Aim of the task:
Skip the images. Copy the records exactly as written.

### Listing

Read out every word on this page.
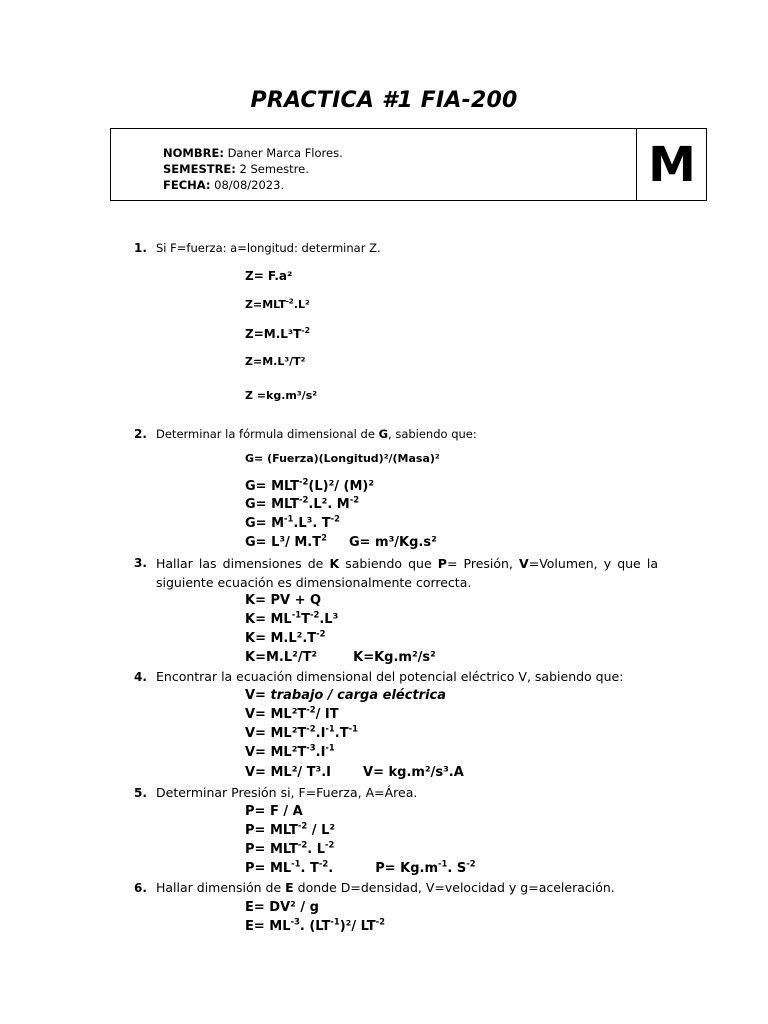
PRACTICA #1 FIA-200
NOMBRE: Daner Marca Flores.
SEMESTRE: 2 Semestre.
FECHA: 08/08/2023.	M
1. Si F=fuerza: a=longitud: determinar Z.
Z= F.a²
$Z=MLT^{-2}.L^2$
$Z=M.L^3T^{-2}$
Z=M.L³/T²
Z =kg.m³/s²
2. Determinar la fórmula dimensional de G, sabiendo que:
G= (Fuerza)(Longitud)²/(Masa)²
$G= MLT^{-2}(L)^2/$ (M)²
$G= MLT^{-2}.L^2$. $M^{-2}$
$G= M^{-1}.L^3$. $T^{-2}$
G= L³/ $M.T^2$ G= m³/Kg.s²
3. Hallar las dimensiones de K sabiendo que P= Presión, V=Volumen, y que la siguiente ecuación es dimensionalmente correcta.
K= PV + Q
$K= ML^{-1}T^{-2}.L^3$
$K= M.L^2.T^{-2}$
K=M.L²/T²	K=Kg.m²/s²
4. Encontrar la ecuación dimensional del potencial eléctrico V, sabiendo que:
V= trabajo / carga eléctrica
$V= ML^2T^{-2}/$ IT
$V= ML^2T^{-2}.I^{-1}.T^{-1}$
$V= ML^2T^{-3}.I^{-1}$
V= ML²/ T³.I V= kg.m²/s³.A
5. Determinar Presión si, F=Fuerza, A=Área.
P= F / A
$P= MLT^{-2} / L^2$
$P= MLT^{-2}$. $L^{-2}$
$P= ML^{-1}$. $T^{-2}$.	$P= Kg.m^{-1}$. $S^{-2}$
6. Hallar dimensión de E donde D=densidad, V=velocidad y g=aceleración.
E= DV² / g
$E= ML^{-3}$. $(LT^{-1})^2/$ $LT^{-2}$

######

Task output:
Read out every word on this page.
PRACTICA #1 FIA-200
NOMBRE: Daner Marca Flores.
SEMESTRE: 2 Semestre.
FECHA: 08/08/2023.	M
1. Si F=fuerza: a=longitud: determinar Z.
Z= F.a²
$Z=MLT^{-2}.L^2$
$Z=M.L^3T^{-2}$
Z=M.L³/T²
Z =kg.m³/s²
2. Determinar la fórmula dimensional de G, sabiendo que:
G= (Fuerza)(Longitud)²/(Masa)²
$G= MLT^{-2}(L)^2/$ (M)²
$G= MLT^{-2}.L^2$. $M^{-2}$
$G= M^{-1}.L^3$. $T^{-2}$
G= L³/ $M.T^2$ G= m³/Kg.s²
3. Hallar las dimensiones de K sabiendo que P= Presión, V=Volumen, y que la siguiente ecuación es dimensionalmente correcta.
K= PV + Q
$K= ML^{-1}T^{-2}.L^3$
$K= M.L^2.T^{-2}$
K=M.L²/T²	K=Kg.m²/s²
4. Encontrar la ecuación dimensional del potencial eléctrico V, sabiendo que:
V= trabajo / carga eléctrica
$V= ML^2T^{-2}/$ IT
$V= ML^2T^{-2}.I^{-1}.T^{-1}$
$V= ML^2T^{-3}.I^{-1}$
V= ML²/ T³.I V= kg.m²/s³.A
5. Determinar Presión si, F=Fuerza, A=Área.
P= F / A
$P= MLT^{-2} / L^2$
$P= MLT^{-2}$. $L^{-2}$
$P= ML^{-1}$. $T^{-2}$.	$P= Kg.m^{-1}$. $S^{-2}$
6. Hallar dimensión de E donde D=densidad, V=velocidad y g=aceleración.
E= DV² / g
$E= ML^{-3}$. $(LT^{-1})^2/$ $LT^{-2}$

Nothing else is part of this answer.